## JOB:
Copy all the material below, exactly as it stands.

## SUPPLIED ENTRIES:
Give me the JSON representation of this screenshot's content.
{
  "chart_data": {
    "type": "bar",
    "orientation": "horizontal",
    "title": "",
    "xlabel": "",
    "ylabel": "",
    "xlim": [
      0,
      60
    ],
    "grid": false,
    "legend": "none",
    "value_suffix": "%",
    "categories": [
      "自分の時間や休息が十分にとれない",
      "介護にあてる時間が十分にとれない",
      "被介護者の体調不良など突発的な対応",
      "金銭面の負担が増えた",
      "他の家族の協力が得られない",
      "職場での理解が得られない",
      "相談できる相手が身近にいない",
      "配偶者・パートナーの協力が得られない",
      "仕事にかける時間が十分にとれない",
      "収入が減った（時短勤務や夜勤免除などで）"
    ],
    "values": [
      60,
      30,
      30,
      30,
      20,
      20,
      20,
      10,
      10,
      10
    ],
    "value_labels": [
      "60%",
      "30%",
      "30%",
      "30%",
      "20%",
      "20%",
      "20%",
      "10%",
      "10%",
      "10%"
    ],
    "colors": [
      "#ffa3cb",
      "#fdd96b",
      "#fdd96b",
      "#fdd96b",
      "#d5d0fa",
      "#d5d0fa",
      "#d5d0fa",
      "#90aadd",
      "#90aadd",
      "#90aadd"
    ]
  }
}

## CORRECT OUTPUT:
Give me the JSON representation of this screenshot's content.
{
  "chart_data": {
    "type": "bar",
    "orientation": "horizontal",
    "title": "",
    "xlabel": "",
    "ylabel": "",
    "xlim": [
      0,
      60
    ],
    "grid": false,
    "legend": "none",
    "value_suffix": "%",
    "categories": [
      "自分の時間や休息が十分にとれない",
      "介護にあてる時間が十分にとれない",
      "被介護者の体調不良など突発的な対応",
      "金銭面の負担が増えた",
      "他の家族の協力が得られない",
      "職場での理解が得られない",
      "相談できる相手が身近にいない",
      "配偶者・パートナーの協力が得られない",
      "仕事にかける時間が十分にとれない",
      "収入が減った（時短勤務や夜勤免除などで）"
    ],
    "values": [
      60,
      30,
      30,
      30,
      20,
      20,
      20,
      10,
      10,
      10
    ],
    "value_labels": [
      "60%",
      "30%",
      "30%",
      "30%",
      "20%",
      "20%",
      "20%",
      "10%",
      "10%",
      "10%"
    ],
    "colors": [
      "#ffa3cb",
      "#fdd96b",
      "#fdd96b",
      "#fdd96b",
      "#d5d0fa",
      "#d5d0fa",
      "#d5d0fa",
      "#90aadd",
      "#90aadd",
      "#90aadd"
    ]
  }
}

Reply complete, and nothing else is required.